Problem details: Output every line below without omitting or altering anything.

Input:
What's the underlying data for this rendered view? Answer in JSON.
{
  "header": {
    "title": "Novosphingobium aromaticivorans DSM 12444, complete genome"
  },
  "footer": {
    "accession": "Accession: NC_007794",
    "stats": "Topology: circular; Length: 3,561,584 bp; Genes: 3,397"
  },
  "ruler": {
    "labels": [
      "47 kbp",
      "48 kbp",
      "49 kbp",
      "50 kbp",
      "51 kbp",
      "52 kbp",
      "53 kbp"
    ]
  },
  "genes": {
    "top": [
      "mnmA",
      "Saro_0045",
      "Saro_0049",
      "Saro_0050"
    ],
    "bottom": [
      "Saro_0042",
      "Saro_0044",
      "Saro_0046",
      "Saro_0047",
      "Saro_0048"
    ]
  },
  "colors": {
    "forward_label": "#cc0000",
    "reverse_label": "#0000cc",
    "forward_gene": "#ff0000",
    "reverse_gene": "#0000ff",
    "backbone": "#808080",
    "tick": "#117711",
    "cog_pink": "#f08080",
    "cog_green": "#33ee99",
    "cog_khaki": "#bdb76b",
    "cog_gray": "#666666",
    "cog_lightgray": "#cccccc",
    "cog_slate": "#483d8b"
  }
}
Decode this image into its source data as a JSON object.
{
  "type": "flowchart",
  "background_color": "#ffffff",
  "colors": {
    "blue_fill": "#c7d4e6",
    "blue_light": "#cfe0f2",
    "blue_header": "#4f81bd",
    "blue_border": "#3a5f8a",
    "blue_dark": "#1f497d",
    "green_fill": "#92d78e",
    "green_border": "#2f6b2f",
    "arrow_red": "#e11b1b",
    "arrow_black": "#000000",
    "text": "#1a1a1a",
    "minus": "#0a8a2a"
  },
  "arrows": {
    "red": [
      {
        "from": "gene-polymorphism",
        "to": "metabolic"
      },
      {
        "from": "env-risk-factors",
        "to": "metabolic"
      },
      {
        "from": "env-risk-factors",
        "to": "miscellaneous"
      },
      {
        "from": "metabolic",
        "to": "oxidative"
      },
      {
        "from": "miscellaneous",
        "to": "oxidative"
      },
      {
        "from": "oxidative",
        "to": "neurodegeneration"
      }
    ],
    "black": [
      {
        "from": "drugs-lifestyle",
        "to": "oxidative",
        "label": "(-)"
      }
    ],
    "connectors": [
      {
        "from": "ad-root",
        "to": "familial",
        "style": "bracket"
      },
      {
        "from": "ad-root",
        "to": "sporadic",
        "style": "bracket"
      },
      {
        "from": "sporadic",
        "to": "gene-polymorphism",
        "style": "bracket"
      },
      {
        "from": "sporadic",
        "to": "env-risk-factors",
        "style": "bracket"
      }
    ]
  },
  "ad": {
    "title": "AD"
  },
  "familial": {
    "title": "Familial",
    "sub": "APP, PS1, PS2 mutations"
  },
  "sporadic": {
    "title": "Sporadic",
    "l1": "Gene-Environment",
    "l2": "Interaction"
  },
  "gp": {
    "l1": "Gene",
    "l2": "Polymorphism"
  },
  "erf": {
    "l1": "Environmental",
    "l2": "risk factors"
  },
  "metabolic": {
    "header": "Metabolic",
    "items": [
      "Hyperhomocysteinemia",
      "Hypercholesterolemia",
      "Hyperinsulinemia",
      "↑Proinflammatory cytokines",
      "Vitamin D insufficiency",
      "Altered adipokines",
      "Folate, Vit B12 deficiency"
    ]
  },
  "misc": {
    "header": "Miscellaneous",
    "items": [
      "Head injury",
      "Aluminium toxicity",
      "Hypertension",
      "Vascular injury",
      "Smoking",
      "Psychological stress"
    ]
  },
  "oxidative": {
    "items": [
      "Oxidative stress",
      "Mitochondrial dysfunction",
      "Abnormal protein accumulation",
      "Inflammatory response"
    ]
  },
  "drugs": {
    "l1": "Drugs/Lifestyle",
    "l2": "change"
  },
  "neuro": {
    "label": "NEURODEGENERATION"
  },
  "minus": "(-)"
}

Response:
What's the underlying data for this rendered view? Answer in JSON.
{
  "header": {
    "title": "Novosphingobium aromaticivorans DSM 12444, complete genome"
  },
  "footer": {
    "accession": "Accession: NC_007794",
    "stats": "Topology: circular; Length: 3,561,584 bp; Genes: 3,397"
  },
  "ruler": {
    "labels": [
      "47 kbp",
      "48 kbp",
      "49 kbp",
      "50 kbp",
      "51 kbp",
      "52 kbp",
      "53 kbp"
    ]
  },
  "genes": {
    "top": [
      "mnmA",
      "Saro_0045",
      "Saro_0049",
      "Saro_0050"
    ],
    "bottom": [
      "Saro_0042",
      "Saro_0044",
      "Saro_0046",
      "Saro_0047",
      "Saro_0048"
    ]
  },
  "colors": {
    "forward_label": "#cc0000",
    "reverse_label": "#0000cc",
    "forward_gene": "#ff0000",
    "reverse_gene": "#0000ff",
    "backbone": "#808080",
    "tick": "#117711",
    "cog_pink": "#f08080",
    "cog_green": "#33ee99",
    "cog_khaki": "#bdb76b",
    "cog_gray": "#666666",
    "cog_lightgray": "#cccccc",
    "cog_slate": "#483d8b"
  }
}
Decode this image into its source data as a JSON object.
{
  "type": "flowchart",
  "background_color": "#ffffff",
  "colors": {
    "blue_fill": "#c7d4e6",
    "blue_light": "#cfe0f2",
    "blue_header": "#4f81bd",
    "blue_border": "#3a5f8a",
    "blue_dark": "#1f497d",
    "green_fill": "#92d78e",
    "green_border": "#2f6b2f",
    "arrow_red": "#e11b1b",
    "arrow_black": "#000000",
    "text": "#1a1a1a",
    "minus": "#0a8a2a"
  },
  "arrows": {
    "red": [
      {
        "from": "gene-polymorphism",
        "to": "metabolic"
      },
      {
        "from": "env-risk-factors",
        "to": "metabolic"
      },
      {
        "from": "env-risk-factors",
        "to": "miscellaneous"
      },
      {
        "from": "metabolic",
        "to": "oxidative"
      },
      {
        "from": "miscellaneous",
        "to": "oxidative"
      },
      {
        "from": "oxidative",
        "to": "neurodegeneration"
      }
    ],
    "black": [
      {
        "from": "drugs-lifestyle",
        "to": "oxidative",
        "label": "(-)"
      }
    ],
    "connectors": [
      {
        "from": "ad-root",
        "to": "familial",
        "style": "bracket"
      },
      {
        "from": "ad-root",
        "to": "sporadic",
        "style": "bracket"
      },
      {
        "from": "sporadic",
        "to": "gene-polymorphism",
        "style": "bracket"
      },
      {
        "from": "sporadic",
        "to": "env-risk-factors",
        "style": "bracket"
      }
    ]
  },
  "ad": {
    "title": "AD"
  },
  "familial": {
    "title": "Familial",
    "sub": "APP, PS1, PS2 mutations"
  },
  "sporadic": {
    "title": "Sporadic",
    "l1": "Gene-Environment",
    "l2": "Interaction"
  },
  "gp": {
    "l1": "Gene",
    "l2": "Polymorphism"
  },
  "erf": {
    "l1": "Environmental",
    "l2": "risk factors"
  },
  "metabolic": {
    "header": "Metabolic",
    "items": [
      "Hyperhomocysteinemia",
      "Hypercholesterolemia",
      "Hyperinsulinemia",
      "↑Proinflammatory cytokines",
      "Vitamin D insufficiency",
      "Altered adipokines",
      "Folate, Vit B12 deficiency"
    ]
  },
  "misc": {
    "header": "Miscellaneous",
    "items": [
      "Head injury",
      "Aluminium toxicity",
      "Hypertension",
      "Vascular injury",
      "Smoking",
      "Psychological stress"
    ]
  },
  "oxidative": {
    "items": [
      "Oxidative stress",
      "Mitochondrial dysfunction",
      "Abnormal protein accumulation",
      "Inflammatory response"
    ]
  },
  "drugs": {
    "l1": "Drugs/Lifestyle",
    "l2": "change"
  },
  "neuro": {
    "label": "NEURODEGENERATION"
  },
  "minus": "(-)"
}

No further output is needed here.